Recently, we—Elisa Freschi and Malcolm Keating—set about organizing a panel for the upcoming ATINER panel. We aimed for a panel which would include significant numbers of women, using suggestions from the Gendered Conference Campaign (GCC) published on the Feminist Philosophers website to achieve this goal. Not only is the result an exciting combination of global philosophical interests which can push back against stereotypes of philosophy as a Western activity, its gender ratio can push back against stereotypes of philosophy as a male activity. Our hope is that the more panels and conferences which work to include women, the more women’s names will come to mind as experts in these topics. Further, hopefully younger generations of women will find it easier to find a path in academic philosophy. And finally, including more women who might otherwise be ignored due to implicit bias means better philosophy will be done.
Below are reflections from both of us about the reasoning for this decision, the process of organizing, and the results.
For years, I have never thought about issues such as the ones raised by the GCC, and have always looked at myself as a human being among whose characteristics the fact of being a woman is neither the more important, nor the more significant when it comes to my philosophical work. However, I started changing my mind when confronted with the fact that many men did not share the same view and were keen to impose on me all sorts of judgements I tend to understand as prejudices (e.g., thinking that I am a student (or even a secretary!) and not the organiser of a given conference, thinking that I must have reached my position because of being someone else’s wife or pupil, etc. etc.). This made me alert of issues such as the implicit bias, and I started suggesting to my colleagues to think at least also of inviting women at each chance. This alertness, I thought, at least compensates for the implicit bias which makes us think immediately at brilliant men and only as an afterthought at women (perhaps also because they have been socialised in a way which makes “brilliance” less desirable, e.g., by highlighting the need of being gregarious and not aggressive).
Thus, I have been pleasantly surprised by Malcolm’s suggestion to try to invite at first only women. Since the panel deals with an issue I have been working on for years, it did not take me too long to write down a list of women I would have wanted to attend —and they were all outstanding scholars. Accordingly, I wrote repeatedly to fifteen women colleagues before deciding to advertise the panel on my blog. The first move was meant to ensure a strong participation by women, while the second was dictated to me by the idea that conferences should be at least theoretically open to all interested people.

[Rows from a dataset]
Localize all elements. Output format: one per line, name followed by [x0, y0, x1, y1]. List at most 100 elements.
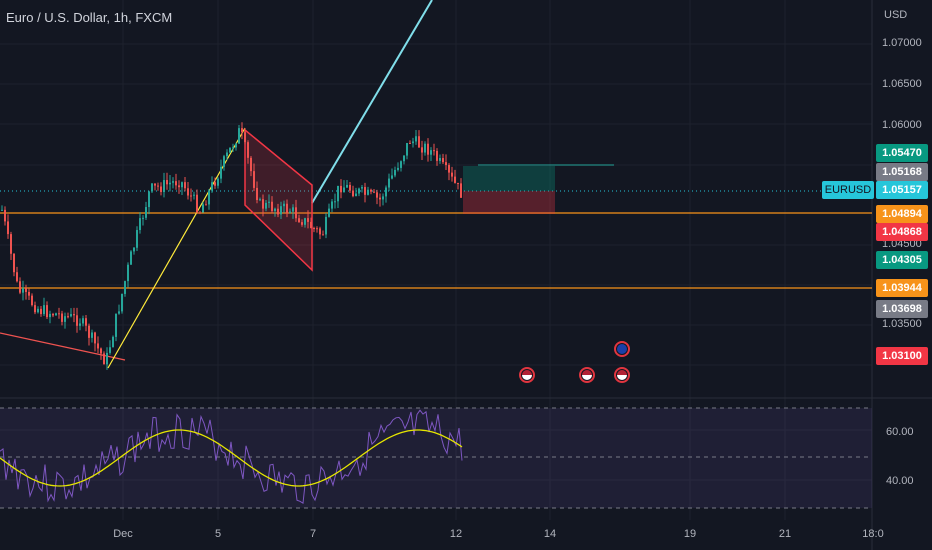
rsi-line	[0, 409, 463, 505]
candle-body	[331, 201, 333, 209]
candle-body	[454, 176, 456, 183]
candle-body	[241, 128, 243, 133]
candle-body	[274, 208, 276, 212]
candle-body	[319, 228, 321, 235]
candle-body	[460, 183, 462, 198]
candle-body	[286, 203, 288, 213]
candle-body	[310, 221, 312, 229]
candle-body	[124, 281, 126, 294]
candle-body	[79, 323, 81, 326]
candle-body	[136, 230, 138, 248]
candle-body	[178, 185, 180, 188]
candle-body	[403, 155, 405, 162]
candles-layer	[1, 122, 462, 370]
candle-body	[292, 207, 294, 212]
candle-body	[226, 152, 228, 157]
candle-body	[301, 222, 303, 225]
candle-body	[199, 212, 201, 214]
trend-line	[107, 127, 246, 369]
candle-body	[145, 207, 147, 218]
candle-body	[31, 295, 33, 306]
candle-body	[265, 202, 267, 209]
candle-body	[451, 172, 453, 177]
candle-body	[409, 142, 411, 144]
eu-flag-icon[interactable]	[614, 341, 630, 357]
price-tick: 1.06000	[882, 119, 922, 131]
candle-body	[283, 203, 285, 207]
candle-body	[34, 305, 36, 313]
us-flag-icon[interactable]	[614, 367, 630, 383]
candle-body	[259, 199, 261, 201]
loss-zone	[463, 191, 555, 214]
symbol-price-label: EURUSD	[822, 181, 874, 199]
projection-line	[311, 0, 433, 204]
candle-body	[370, 189, 372, 192]
drawings-layer[interactable]	[0, 0, 872, 369]
candle-body	[394, 169, 396, 176]
candle-body	[427, 143, 429, 155]
candle-body	[196, 194, 198, 213]
candle-body	[13, 253, 15, 273]
candle-body	[457, 182, 459, 184]
candle-body	[262, 199, 264, 209]
candle-body	[73, 314, 75, 316]
price-badge: 1.03698	[876, 300, 928, 318]
candle-body	[157, 185, 159, 187]
channel-shape	[244, 128, 313, 272]
candle-body	[328, 208, 330, 217]
candle-body	[373, 191, 375, 193]
candle-body	[247, 142, 249, 158]
candle-body	[46, 305, 48, 318]
candle-body	[271, 201, 273, 212]
candle-body	[97, 343, 99, 349]
candle-body	[355, 193, 357, 197]
price-tick: 1.03500	[882, 318, 922, 330]
candle-body	[295, 207, 297, 219]
candle-body	[250, 157, 252, 172]
candle-body	[349, 184, 351, 191]
price-badge: 1.03100	[876, 347, 928, 365]
candle-body	[52, 313, 54, 316]
candle-body	[115, 313, 117, 337]
candle-body	[25, 288, 27, 292]
candle-body	[352, 190, 354, 197]
time-tick: 12	[449, 528, 463, 540]
candle-body	[193, 194, 195, 196]
candle-body	[397, 167, 399, 170]
us-flag-icon[interactable]	[579, 367, 595, 383]
candle-body	[112, 336, 114, 348]
candle-body	[4, 209, 6, 222]
candle-body	[1, 209, 3, 211]
candle-body	[22, 288, 24, 293]
candle-body	[91, 332, 93, 338]
candle-body	[139, 218, 141, 231]
symbol-title[interactable]: Euro / U.S. Dollar, 1h, FXCM	[6, 10, 173, 25]
us-flag-icon[interactable]	[519, 367, 535, 383]
candle-body	[127, 264, 129, 282]
candle-body	[388, 178, 390, 188]
candle-body	[364, 187, 366, 195]
candle-body	[316, 228, 318, 230]
candle-body	[325, 216, 327, 235]
candle-body	[424, 143, 426, 153]
candle-body	[436, 150, 438, 161]
candle-body	[130, 251, 132, 265]
candle-body	[343, 187, 345, 193]
price-badge: 1.04868	[876, 223, 928, 241]
candle-body	[43, 305, 45, 315]
candle-body	[148, 191, 150, 208]
candle-body	[160, 186, 162, 193]
time-tick: 21	[778, 528, 792, 540]
candle-body	[346, 184, 348, 188]
rsi-tick: 60.00	[886, 426, 914, 438]
candle-body	[313, 228, 315, 230]
price-badge: 1.05470	[876, 144, 928, 162]
candle-body	[268, 201, 270, 203]
candle-body	[442, 158, 444, 163]
price-badge: 1.04305	[876, 251, 928, 269]
candle-body	[19, 281, 21, 293]
candle-body	[244, 132, 246, 143]
candle-body	[64, 316, 66, 322]
candle-body	[208, 190, 210, 205]
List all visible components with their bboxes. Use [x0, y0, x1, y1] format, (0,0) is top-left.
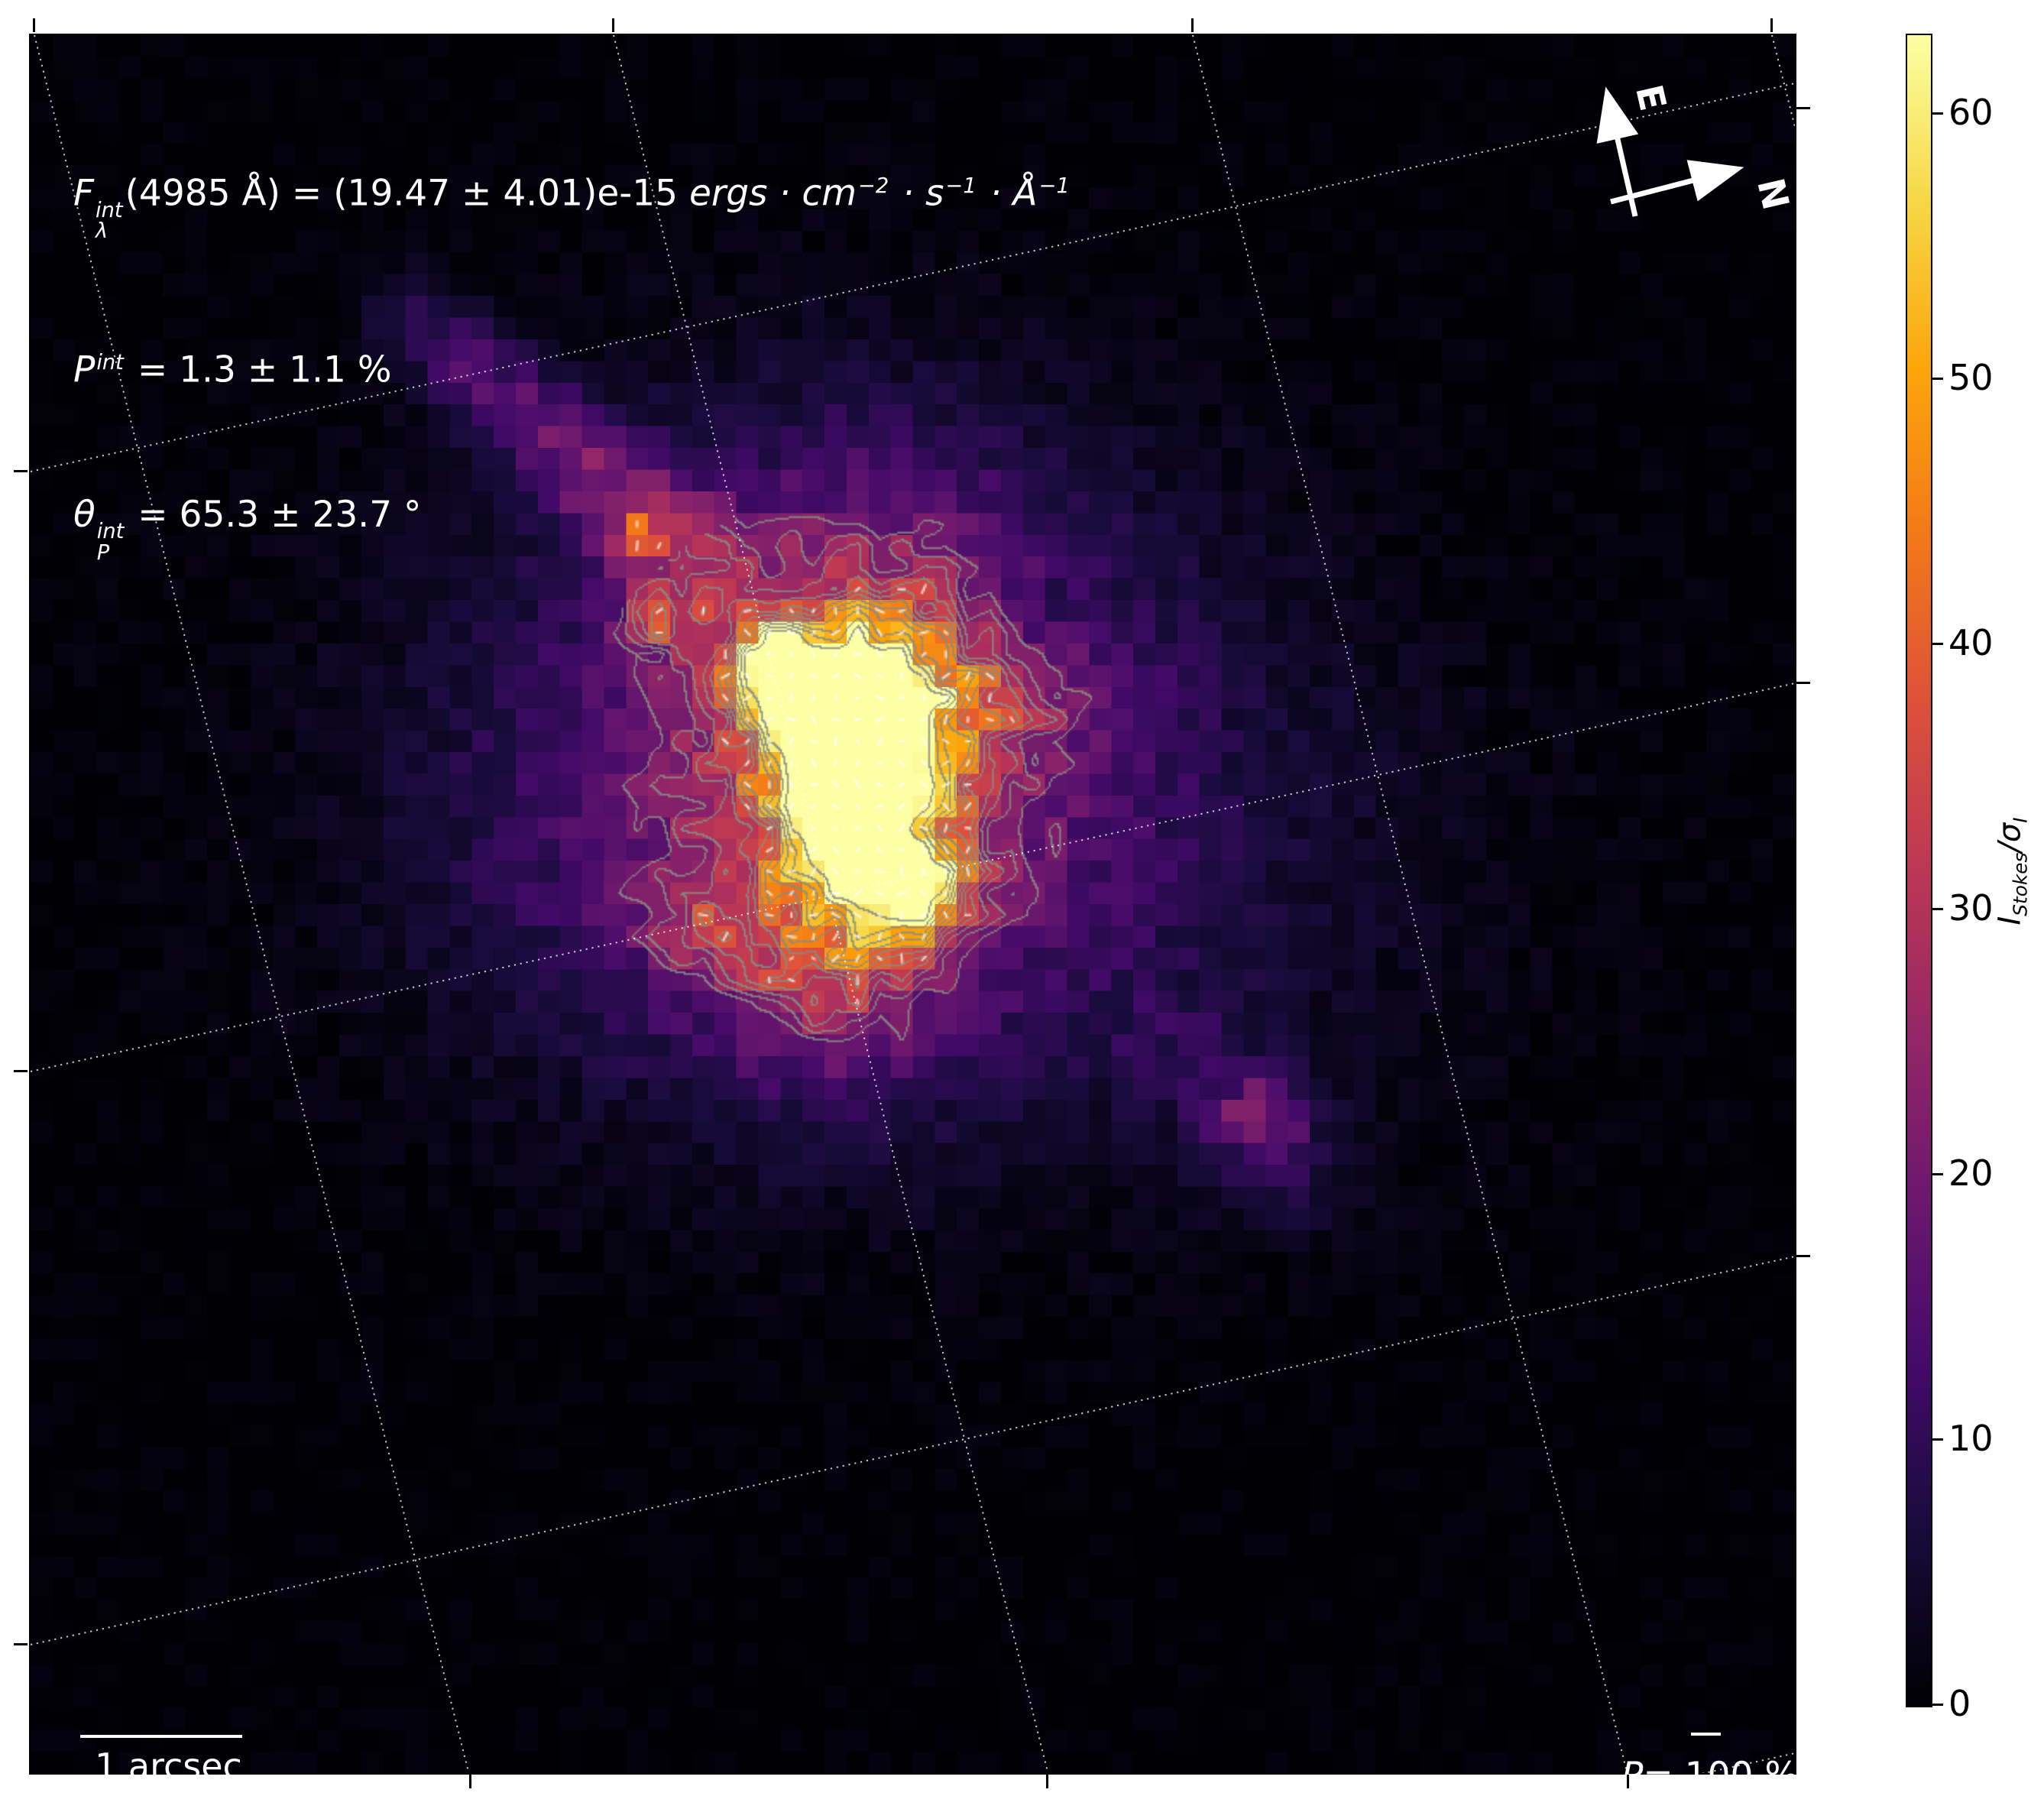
flux-unit-3: · Å	[978, 172, 1038, 215]
theta-value: = 65.3 ± 23.7 °	[126, 493, 422, 536]
colorbar-tick-50	[1932, 378, 1943, 381]
flux-unit-1: ergs · cm	[688, 172, 857, 215]
colorbar-tick-label-30: 30	[1948, 887, 1994, 929]
colorbar-tick-30	[1932, 908, 1943, 911]
grid-line-dec-3	[1701, 1752, 1795, 1773]
compass-east-label: E	[1627, 81, 1674, 115]
tick-right-1	[1796, 682, 1810, 684]
colorbar-tick-60	[1932, 112, 1943, 115]
colorbar-tick-label-50: 50	[1948, 357, 1994, 399]
tick-bottom-2	[1627, 1775, 1629, 1788]
compass-north-label: N	[1748, 174, 1797, 214]
flux-value: (4985 Å) = (19.47 ± 4.01)e-15	[125, 172, 689, 215]
colorbar-tick-0	[1932, 1704, 1943, 1706]
colorbar-tick-20	[1932, 1173, 1943, 1176]
grid-line-ra-3	[1771, 35, 1795, 131]
flux-sup: int	[96, 198, 123, 222]
colorbar-tick-label-60: 60	[1948, 92, 1994, 134]
plegend-symbol: P	[1621, 1755, 1644, 1796]
tick-bottom-1	[1046, 1775, 1048, 1788]
arcsec-scale-bar	[80, 1735, 242, 1738]
tick-bottom-0	[469, 1775, 471, 1788]
colorbar-tick-label-0: 0	[1948, 1683, 1971, 1724]
celestial-grid-overlay	[31, 35, 1795, 1773]
colorbar-tick-10	[1932, 1438, 1943, 1441]
grid-line-dec-0	[31, 83, 1795, 472]
flux-unit-2: · s	[891, 172, 944, 215]
polarization-scale-vector	[1691, 1733, 1721, 1736]
theta-sup: int	[96, 519, 125, 543]
colorbar-tick-label-10: 10	[1948, 1418, 1994, 1460]
polarization-scale-legend: P= 100 %	[1621, 1755, 1799, 1796]
colorbar-axis-label: IStokes/σI	[1993, 817, 2032, 925]
flux-sub: λ	[96, 219, 109, 244]
polarization-angle-line: θ int P = 65.3 ± 23.7 °	[73, 491, 1072, 564]
grid-line-ra-2	[1192, 35, 1628, 1773]
tick-left-2	[14, 1643, 28, 1645]
cb-label-sigma-sub: I	[2009, 817, 2032, 823]
grid-line-ra-1	[613, 35, 1049, 1773]
tick-top-3	[1770, 18, 1773, 32]
pol-sup: int	[96, 351, 124, 375]
plegend-value: 100	[1684, 1755, 1754, 1796]
cb-label-I: I	[1992, 916, 2028, 926]
flux-unit-exp-3: −1	[1038, 174, 1070, 198]
cb-label-sigma: /σ	[1992, 822, 2028, 853]
flux-unit-exp-1: −2	[858, 174, 889, 198]
tick-top-2	[1191, 18, 1194, 32]
theta-supsub: int P	[97, 521, 125, 564]
flux-unit-exp-2: −1	[945, 174, 977, 198]
tick-left-1	[14, 1070, 28, 1072]
tick-right-0	[1796, 107, 1810, 109]
tick-left-0	[14, 470, 28, 472]
polarization-degree-line: Pint = 1.3 ± 1.1 %	[73, 339, 1072, 394]
compass-orientation-icon: E N	[1596, 81, 1797, 217]
pol-symbol: P	[73, 349, 96, 391]
flux-supsub: int λ	[96, 198, 123, 244]
tick-top-1	[612, 18, 614, 32]
tick-top-0	[33, 18, 35, 32]
plegend-unit: %	[1753, 1755, 1799, 1796]
compass-north-arrow	[1610, 160, 1744, 205]
colorbar	[1906, 34, 1932, 1707]
plegend-eq: =	[1643, 1755, 1685, 1796]
grid-line-ra-0	[34, 35, 470, 1773]
pol-value: = 1.3 ± 1.1 %	[125, 349, 392, 391]
arcsec-scale-label: 1 arcsec	[95, 1746, 242, 1787]
flux-symbol: F	[73, 172, 95, 215]
grid-line-dec-2	[31, 1256, 1795, 1645]
colorbar-tick-label-40: 40	[1948, 622, 1994, 664]
colorbar-tick-40	[1932, 643, 1943, 646]
grid-line-dec-1	[31, 682, 1795, 1072]
colorbar-tick-label-20: 20	[1948, 1152, 1994, 1195]
theta-symbol: θ	[73, 493, 96, 536]
contours-and-polarization-vectors-canvas	[31, 35, 1795, 1773]
tick-right-2	[1796, 1255, 1810, 1257]
cb-label-stokes: Stokes	[2009, 852, 2032, 916]
theta-sub: P	[96, 540, 110, 565]
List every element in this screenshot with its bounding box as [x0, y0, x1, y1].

> **EXERCISE TASK 1**:
In the piece on organizing the ATINER panel, copy the passage from "Thus, I have" to "all interested people.".
> **EXERCISE TASK 2**:
Answer these from the piece on organizing the ATINER panel:
(a) On which website were the Gendered Conference Campaign's suggestions published?
(b) How many women colleagues did the writer contact repeatedly before advertising the panel?
(c) Whose suggestion was it to invite only women at first?
> **EXERCISE TASK 3**:
According to the piece on organizing the ATINER panel, why was the panel advertised on a blog after the women colleagues had been written to?

> **FINAL ANSWER 1**:
Thus, I have been pleasantly surprised by Malcolm’s suggestion to try to invite at first only women. Since the panel deals with an issue I have been working on for years, it did not take me too long to write down a list of women I would have wanted to attend —and they were all outstanding scholars. Accordingly, I wrote repeatedly to fifteen women colleagues before deciding to advertise the panel on my blog. The first move was meant to ensure a strong participation by women, while the second was dictated to me by the idea that conferences should be at least theoretically open to all interested people.

> **FINAL ANSWER 2**:
(a) The Feminist Philosophers website.
(b) Fifteen.
(c) Malcolm's.

> **FINAL ANSWER 3**:
Writing to the women colleagues first was meant to ensure strong participation by women. Advertising on the blog followed from the idea that conferences should be at least theoretically open to all interested people.